▶ **WORK TO COMPLETE**:
State the number of lines that hold the string "this", with nothing added.
○ ○ ○ ○
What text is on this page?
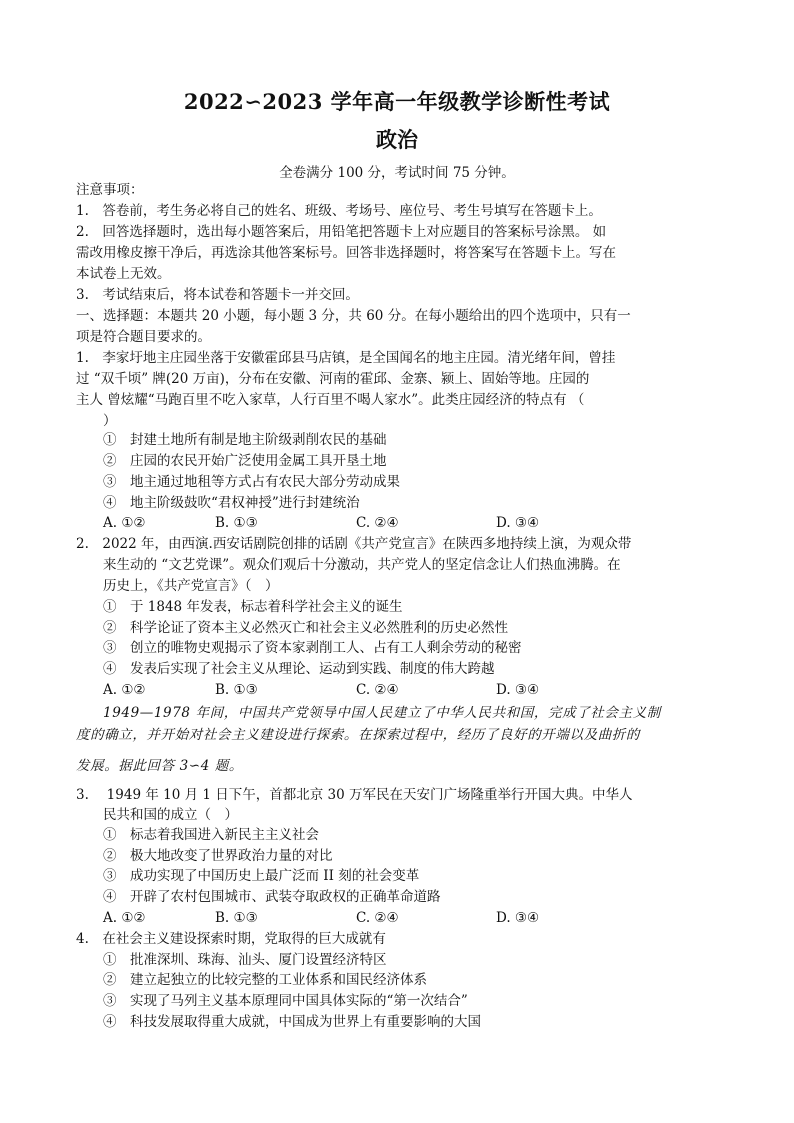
2022∽2023 学年高一年级教学诊断性考试
政治
全卷满分 100 分，考试时间 75 分钟。
注意事项：
1.　答卷前，考生务必将自己的姓名、班级、考场号、座位号、考生号填写在答题卡上。
2.　回答选择题时，选出每小题答案后，用铅笔把答题卡上对应题目的答案标号涂黑。 如
需改用橡皮擦干净后，再选涂其他答案标号。回答非选择题时，将答案写在答题卡上。写在
本试卷上无效。
3.　考试结束后，将本试卷和答题卡一并交回。
一、选择题：本题共 20 小题，每小题 3 分，共 60 分。在每小题给出的四个选项中，只有一
项是符合题目要求的。
1.　李家圩地主庄园坐落于安徽霍邱县马店镇，是全国闻名的地主庄园。清光绪年间，曾挂
过 “双千顷” 牌(20 万亩)，分布在安徽、河南的霍邱、金寨、颍上、固始等地。庄园的
主人 曾炫耀“马跑百里不吃入家草，人行百里不喝人家水”。此类庄园经济的特点有 （
）
①　封建土地所有制是地主阶级剥削农民的基础
②　庄园的农民开始广泛使用金属工具开垦土地
③　地主通过地租等方式占有农民大部分劳动成果
④　地主阶级鼓吹“君权神授”进行封建统治
A. ①②	B. ①③	C. ②④	D. ③④
2.　2022 年，由西演.西安话剧院创排的话剧《共产党宣言》在陕西多地持续上演，为观众带
来生动的 “文艺党课”。观众们观后十分激动，共产党人的坚定信念让人们热血沸腾。在
历史上，《共产党宣言》（　）
①　于 1848 年发表，标志着科学社会主义的诞生
②　科学论证了资本主义必然灭亡和社会主义必然胜利的历史必然性
③　创立的唯物史观揭示了资本家剥削工人、占有工人剩余劳动的秘密
④　发表后实现了社会主义从理论、运动到实践、制度的伟大跨越
A. ①②	B. ①③	C. ②④	D. ③④
1949—1978 年间，中国共产党领导中国人民建立了中华人民共和国，完成了社会主义制
度的确立，并开始对社会主义建设进行探索。在探索过程中，经历了良好的开端以及曲折的
发展。据此回答 3∽4 题。
3.　 1949 年 10 月 1 日下午，首都北京 30 万军民在天安门广场隆重举行开国大典。中华人
民共和国的成立（　）
①　标志着我国进入新民主主义社会
②　极大地改变了世界政治力量的对比
③　成功实现了中国历史上最广泛而 II 刻的社会变革
④　开辟了农村包围城市、武装夺取政权的正确革命道路
A. ①②	B. ①③	C. ②④	D. ③④
4.　在社会主义建设探索时期，党取得的巨大成就有
①　批准深圳、珠海、汕头、厦门设置经济特区
②　建立起独立的比较完整的工业体系和国民经济体系
③　实现了马列主义基本原理同中国具体实际的“第一次结合”
④　科技发展取得重大成就，中国成为世界上有重要影响的大国
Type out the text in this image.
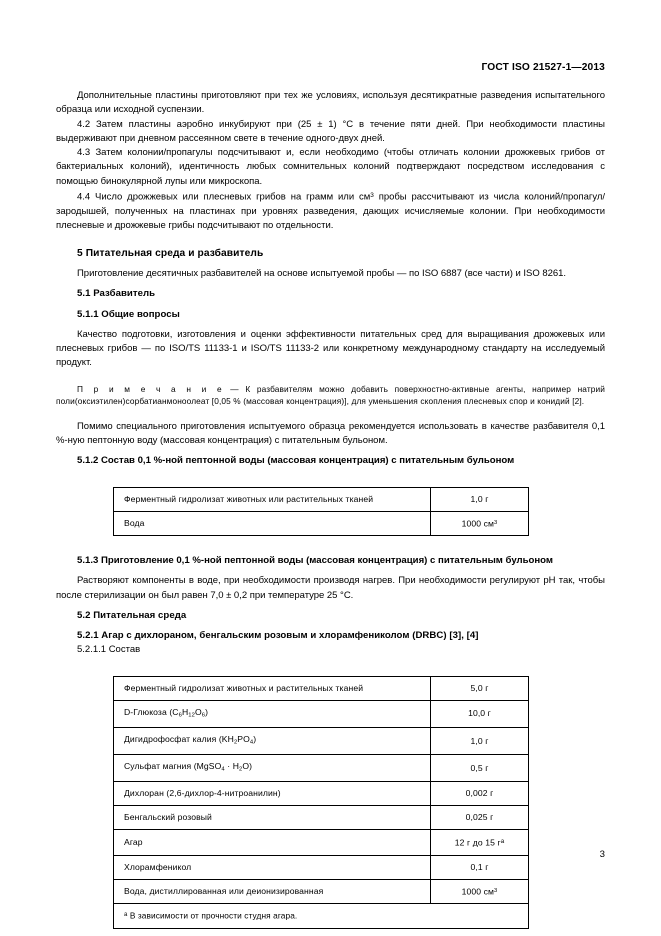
ГОСТ ISO 21527-1—2013

Дополнительные пластины приготовляют при тех же условиях, используя десятикратные разведения испытательного образца или исходной суспензии.

4.2 Затем пластины аэробно инкубируют при (25 ± 1) °C в течение пяти дней. При необходимости пластины выдерживают при дневном рассеянном свете в течение одного-двух дней.

4.3 Затем колонии/пропагулы подсчитывают и, если необходимо (чтобы отличать колонии дрожжевых грибов от бактериальных колоний), идентичность любых сомнительных колоний подтверждают посредством исследования с помощью бинокулярной лупы или микроскопа.

4.4 Число дрожжевых или плесневых грибов на грамм или $см^3$ пробы рассчитывают из числа колоний/пропагул/зародышей, полученных на пластинах при уровнях разведения, дающих исчисляемые колонии. При необходимости плесневые и дрожжевые грибы подсчитывают по отдельности.

5 Питательная среда и разбавитель

Приготовление десятичных разбавителей на основе испытуемой пробы — по ISO 6887 (все части) и ISO 8261.

5.1 Разбавитель
5.1.1 Общие вопросы

Качество подготовки, изготовления и оценки эффективности питательных сред для выращивания дрожжевых или плесневых грибов — по ISO/TS 11133-1 и ISO/TS 11133-2 или конкретному международному стандарту на исследуемый продукт.

П р и м е ч а н и е — К разбавителям можно добавить поверхностно-активные агенты, например натрий поли(оксиэтилен)сорбатианмоноолеат [0,05 % (массовая концентрация)], для уменьшения скопления плесневых спор и конидий [2].

Помимо специального приготовления испытуемого образца рекомендуется использовать в качестве разбавителя 0,1 %-ную пептонную воду (массовая концентрация) с питательным бульоном.

5.1.2 Состав 0,1 %-ной пептонной воды (массовая концентрация) с питательным бульоном
Ферментный гидролизат животных или растительных тканей	1,0 г
Вода	1000 $см^3$
5.1.3 Приготовление 0,1 %-ной пептонной воды (массовая концентрация) с питательным бульоном

Растворяют компоненты в воде, при необходимости производя нагрев. При необходимости регулируют pH так, чтобы после стерилизации он был равен 7,0 ± 0,2 при температуре 25 °C.

5.2 Питательная среда
5.2.1 Агар с дихлораном, бенгальским розовым и хлорамфениколом (DRBC) [3], [4]

5.2.1.1 Состав

Ферментный гидролизат животных и растительных тканей	5,0 г
D-Глюкоза $(C_6H_{12}O_6)$	10,0 г
Дигидрофосфат калия $(KH_2PO_4)$	1,0 г
Сульфат магния (MgSO$_4$ · $H_2O$)	0,5 г
Дихлоран (2,6-дихлор-4-нитроанилин)	0,002 г
Бенгальский розовый	0,025 г
Агар	12 г до 15 г$^а$
Хлорамфеникол	0,1 г
Вода, дистиллированная или деионизированная	1000 $см^3$
$^а$ В зависимости от прочности студня агара.	
3
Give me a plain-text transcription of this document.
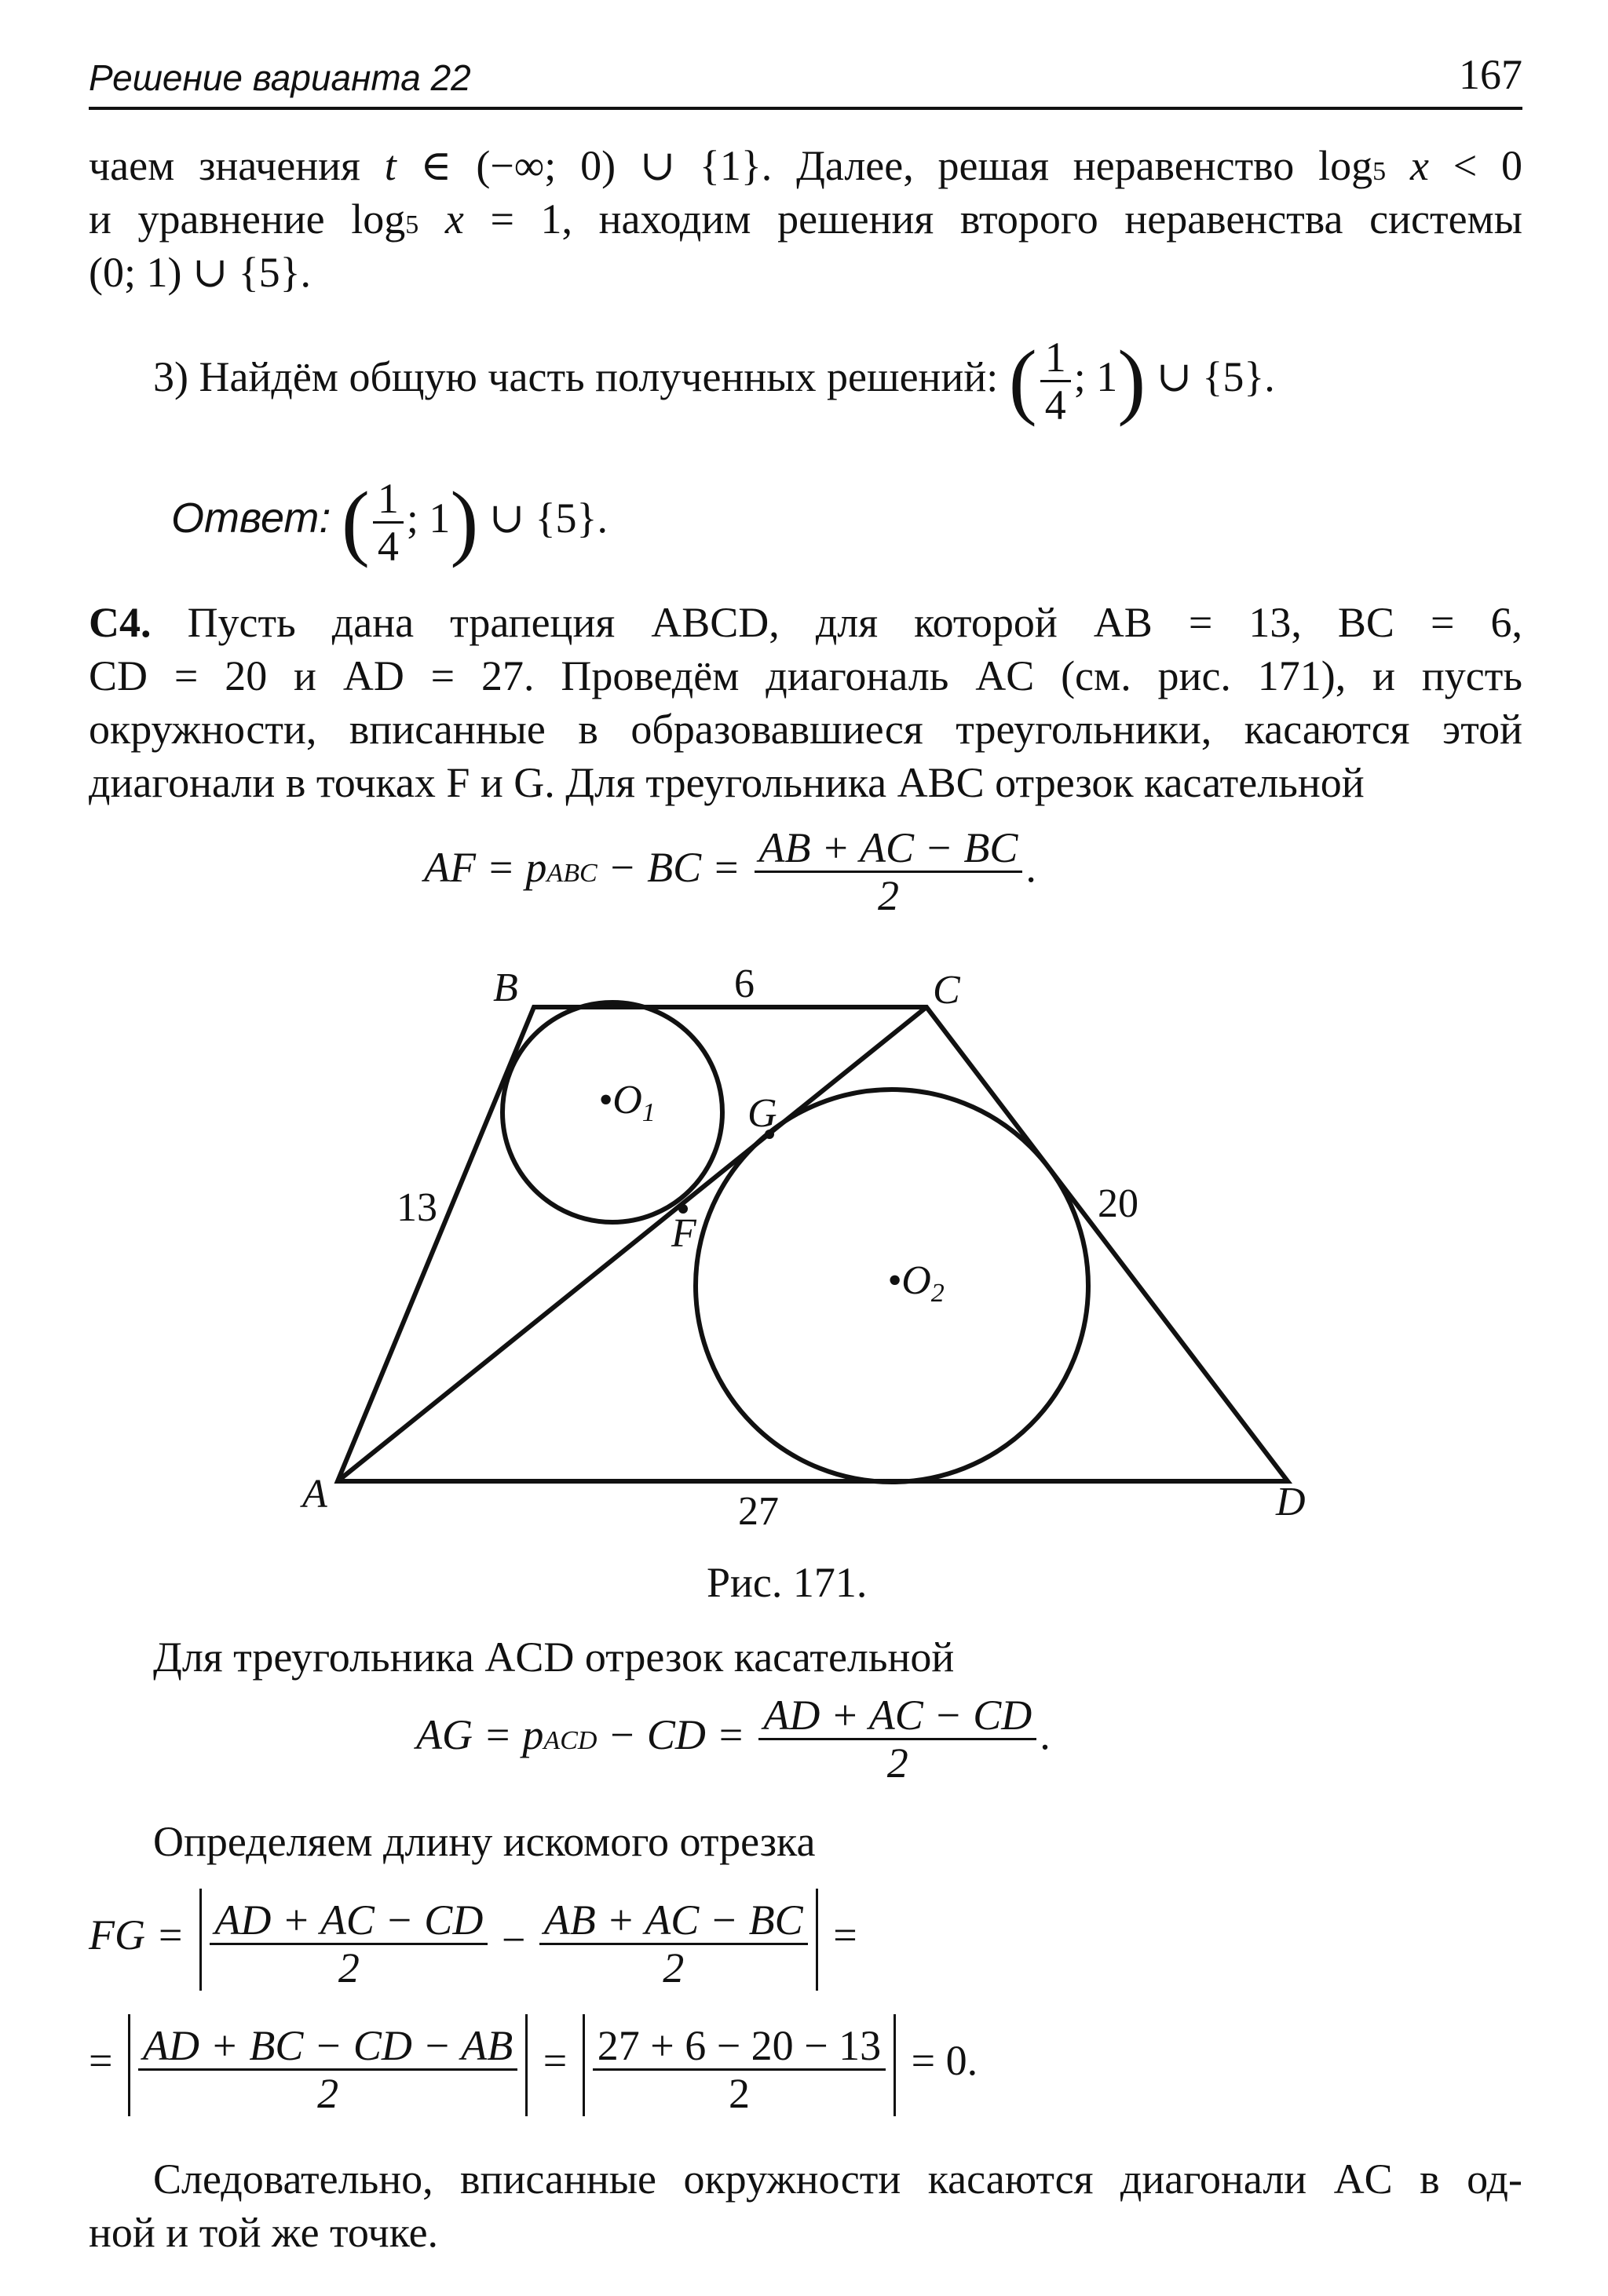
Решение варианта 22	167
чаем значения t ∈ (−∞; 0) ∪ {1}. Далее, решая неравенство log5 x < 0
и уравнение log5 x = 1, находим решения второго неравенства системы
(0; 1) ∪ {5}.
3) Найдём общую часть полученных решений: ( $\frac{1}{4}$ ; 1) ∪ {5}.
Ответ: ( $\frac{1}{4}$ ; 1) ∪ {5}.
C4. Пусть дана трапеция ABCD, для которой AB = 13, BC = 6,
CD = 20 и AD = 27. Проведём диагональ AC (см. рис. 171), и пусть
окружности, вписанные в образовавшиеся треугольники, касаются этой
диагонали в точках F и G. Для треугольника ABC отрезок касательной
AF = pABC − BC = $\frac{AB + AC - BC}{2}$ .
B	C
A	D
F
G
•O1
•O2
6
13	20
27
Рис. 171.
Для треугольника ACD отрезок касательной
AG = pACD − CD = $\frac{AD + AC - CD}{2}$ .
Определяем длину искомого отрезка
FG = $\frac{AD + AC - CD}{2} - \frac{AB + AC - BC}{2}$ =
= $\frac{AD + BC - CD - AB}{2} = \frac{27 + 6 - 20 - 13}{2} = 0$.
Следовательно, вписанные окружности касаются диагонали AC в од-
ной и той же точке.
○ ○ ○ ○
▶ **FINAL ANSWER**:
3